> _Input rows_
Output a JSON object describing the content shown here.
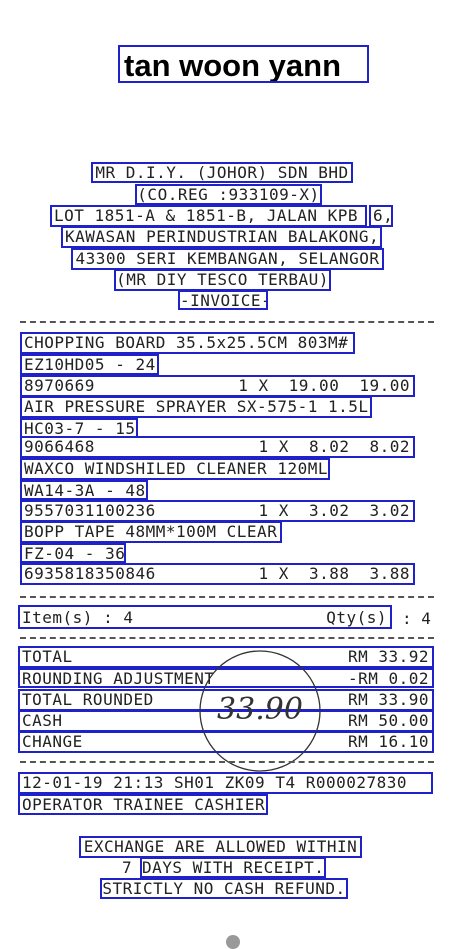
{
  "handle": "tan woon yann",
  "header": [
    "MR D.I.Y. (JOHOR) SDN BHD",
    "(CO.REG :933109-X)",
    "LOT 1851-A & 1851-B, JALAN KPB",
    "6,",
    "KAWASAN PERINDUSTRIAN BALAKONG,",
    "43300 SERI KEMBANGAN, SELANGOR",
    "(MR DIY TESCO TERBAU)",
    "-INVOICE-"
  ],
  "items": [
    {
      "name": "CHOPPING BOARD 35.5x25.5CM 803M#",
      "code": "EZ10HD05 - 24",
      "barcode": "8970669",
      "qty": "1 X",
      "price": "19.00",
      "total": "19.00"
    },
    {
      "name": "AIR PRESSURE SPRAYER SX-575-1 1.5L",
      "code": "HC03-7 - 15",
      "barcode": "9066468",
      "qty": "1 X",
      "price": "8.02",
      "total": "8.02"
    },
    {
      "name": "WAXCO WINDSHILED CLEANER 120ML",
      "code": "WA14-3A - 48",
      "barcode": "9557031100236",
      "qty": "1 X",
      "price": "3.02",
      "total": "3.02"
    },
    {
      "name": "BOPP TAPE 48MM*100M CLEAR",
      "code": "FZ-04 - 36",
      "barcode": "6935818350846",
      "qty": "1 X",
      "price": "3.88",
      "total": "3.88"
    }
  ],
  "counts": {
    "items_label": "Item(s) : 4",
    "qty_label": "Qty(s)",
    "qty_value": ": 4"
  },
  "totals": [
    {
      "label": "TOTAL",
      "value": "RM 33.92"
    },
    {
      "label": "ROUNDING ADJUSTMENT",
      "value": "-RM 0.02"
    },
    {
      "label": "TOTAL ROUNDED",
      "value": "RM 33.90"
    },
    {
      "label": "CASH",
      "value": "RM 50.00"
    },
    {
      "label": "CHANGE",
      "value": "RM 16.10"
    }
  ],
  "handwritten_note": "33.90",
  "footer_meta": {
    "stamp": "12-01-19 21:13 SH01 ZK09   T4 R000027830",
    "operator": "OPERATOR TRAINEE CASHIER"
  },
  "policy": [
    "EXCHANGE ARE ALLOWED WITHIN",
    "7",
    "DAYS WITH RECEIPT.",
    "STRICTLY NO CASH REFUND."
  ],
  "colors": {
    "box": "#1f22c8",
    "ink": "#222222"
  }
}
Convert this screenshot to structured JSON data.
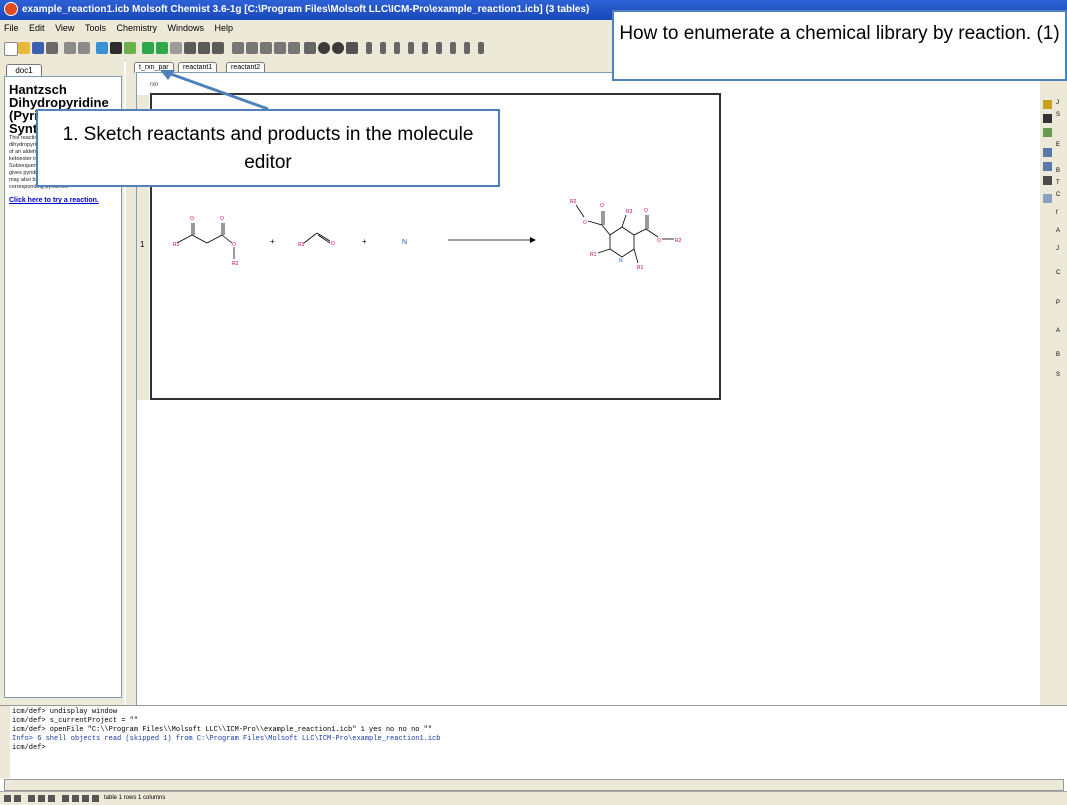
{
  "window": {
    "title": "example_reaction1.icb Molsoft Chemist 3.6-1g [C:\\Program Files\\Molsoft LLC\\ICM-Pro\\example_reaction1.icb] (3 tables)"
  },
  "menu": [
    "File",
    "Edit",
    "View",
    "Tools",
    "Chemistry",
    "Windows",
    "Help"
  ],
  "left_panel": {
    "tab": "doc1",
    "heading": "Hantzsch Dihydropyridine (Pyridine) Synthesis",
    "body": "This reaction allows the preparation of dihydropyridine derivatives by condensation of an aldehyde with two equivalents of a β-ketoester in the presence of ammonia. Subsequent oxidation (or dehydrogenation) gives pyridine-3,5-dicarboxylates, which may also be decarboxylated to yield the corresponding pyridines.",
    "link": "Click here to try a reaction."
  },
  "table_tabs": [
    "t_rxn_par",
    "reactant1",
    "reactant2"
  ],
  "table": {
    "column_header": "rxn",
    "row_number": "1"
  },
  "molecule": {
    "atom_labels": {
      "r1": "R1",
      "o": "O",
      "n": "N",
      "r2": "R2",
      "r3": "R3"
    },
    "plus": "+"
  },
  "right_bar_letters": [
    "J",
    "S",
    "E",
    "B",
    "T",
    "C",
    "f",
    "A",
    "J",
    "C",
    "P",
    "A",
    "B",
    "S"
  ],
  "console": {
    "lines": [
      "icm/def> undisplay window",
      "icm/def> s_currentProject = \"\"",
      "icm/def> openFile \"C:\\\\Program Files\\\\Molsoft LLC\\\\ICM-Pro\\\\example_reaction1.icb\" 1 yes no no no \"\"",
      " Info> 6 shell objects read (skipped 1) from C:\\Program Files\\Molsoft LLC\\ICM-Pro\\example_reaction1.icb",
      "icm/def> "
    ]
  },
  "status": {
    "text": "table 1 rows 1 columns"
  },
  "callouts": {
    "title": "How to enumerate a chemical library by reaction. (1)",
    "step1": "1. Sketch reactants and products in the molecule editor"
  },
  "colors": {
    "callout_border": "#4f81bd",
    "titlebar": "#2d62d6",
    "chrome": "#ece9d8",
    "oxygen": "#e0007a",
    "nitrogen": "#2050d0",
    "r_group": "#b0006a"
  }
}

> _Task objective_
Reproduce all entries without any change, and omit the pictures.

> _Correct output_
Output a JSON object describing the content shown here.
{
  "handle": "tan woon yann",
  "header": [
    "MR D.I.Y. (JOHOR) SDN BHD",
    "(CO.REG :933109-X)",
    "LOT 1851-A & 1851-B, JALAN KPB",
    "6,",
    "KAWASAN PERINDUSTRIAN BALAKONG,",
    "43300 SERI KEMBANGAN, SELANGOR",
    "(MR DIY TESCO TERBAU)",
    "-INVOICE-"
  ],
  "items": [
    {
      "name": "CHOPPING BOARD 35.5x25.5CM 803M#",
      "code": "EZ10HD05 - 24",
      "barcode": "8970669",
      "qty": "1 X",
      "price": "19.00",
      "total": "19.00"
    },
    {
      "name": "AIR PRESSURE SPRAYER SX-575-1 1.5L",
      "code": "HC03-7 - 15",
      "barcode": "9066468",
      "qty": "1 X",
      "price": "8.02",
      "total": "8.02"
    },
    {
      "name": "WAXCO WINDSHILED CLEANER 120ML",
      "code": "WA14-3A - 48",
      "barcode": "9557031100236",
      "qty": "1 X",
      "price": "3.02",
      "total": "3.02"
    },
    {
      "name": "BOPP TAPE 48MM*100M CLEAR",
      "code": "FZ-04 - 36",
      "barcode": "6935818350846",
      "qty": "1 X",
      "price": "3.88",
      "total": "3.88"
    }
  ],
  "counts": {
    "items_label": "Item(s) : 4",
    "qty_label": "Qty(s)",
    "qty_value": ": 4"
  },
  "totals": [
    {
      "label": "TOTAL",
      "value": "RM 33.92"
    },
    {
      "label": "ROUNDING ADJUSTMENT",
      "value": "-RM 0.02"
    },
    {
      "label": "TOTAL ROUNDED",
      "value": "RM 33.90"
    },
    {
      "label": "CASH",
      "value": "RM 50.00"
    },
    {
      "label": "CHANGE",
      "value": "RM 16.10"
    }
  ],
  "handwritten_note": "33.90",
  "footer_meta": {
    "stamp": "12-01-19 21:13 SH01 ZK09   T4 R000027830",
    "operator": "OPERATOR TRAINEE CASHIER"
  },
  "policy": [
    "EXCHANGE ARE ALLOWED WITHIN",
    "7",
    "DAYS WITH RECEIPT.",
    "STRICTLY NO CASH REFUND."
  ],
  "colors": {
    "box": "#1f22c8",
    "ink": "#222222"
  }
}
Convert this screenshot to structured JSON data.
{
  "window": {
    "title": "example_reaction1.icb Molsoft Chemist 3.6-1g [C:\\Program Files\\Molsoft LLC\\ICM-Pro\\example_reaction1.icb] (3 tables)"
  },
  "menu": [
    "File",
    "Edit",
    "View",
    "Tools",
    "Chemistry",
    "Windows",
    "Help"
  ],
  "left_panel": {
    "tab": "doc1",
    "heading": "Hantzsch Dihydropyridine (Pyridine) Synthesis",
    "body": "This reaction allows the preparation of dihydropyridine derivatives by condensation of an aldehyde with two equivalents of a β-ketoester in the presence of ammonia. Subsequent oxidation (or dehydrogenation) gives pyridine-3,5-dicarboxylates, which may also be decarboxylated to yield the corresponding pyridines.",
    "link": "Click here to try a reaction."
  },
  "table_tabs": [
    "t_rxn_par",
    "reactant1",
    "reactant2"
  ],
  "table": {
    "column_header": "rxn",
    "row_number": "1"
  },
  "molecule": {
    "atom_labels": {
      "r1": "R1",
      "o": "O",
      "n": "N",
      "r2": "R2",
      "r3": "R3"
    },
    "plus": "+"
  },
  "right_bar_letters": [
    "J",
    "S",
    "E",
    "B",
    "T",
    "C",
    "f",
    "A",
    "J",
    "C",
    "P",
    "A",
    "B",
    "S"
  ],
  "console": {
    "lines": [
      "icm/def> undisplay window",
      "icm/def> s_currentProject = \"\"",
      "icm/def> openFile \"C:\\\\Program Files\\\\Molsoft LLC\\\\ICM-Pro\\\\example_reaction1.icb\" 1 yes no no no \"\"",
      " Info> 6 shell objects read (skipped 1) from C:\\Program Files\\Molsoft LLC\\ICM-Pro\\example_reaction1.icb",
      "icm/def> "
    ]
  },
  "status": {
    "text": "table 1 rows 1 columns"
  },
  "callouts": {
    "title": "How to enumerate a chemical library by reaction. (1)",
    "step1": "1. Sketch reactants and products in the molecule editor"
  },
  "colors": {
    "callout_border": "#4f81bd",
    "titlebar": "#2d62d6",
    "chrome": "#ece9d8",
    "oxygen": "#e0007a",
    "nitrogen": "#2050d0",
    "r_group": "#b0006a"
  }
}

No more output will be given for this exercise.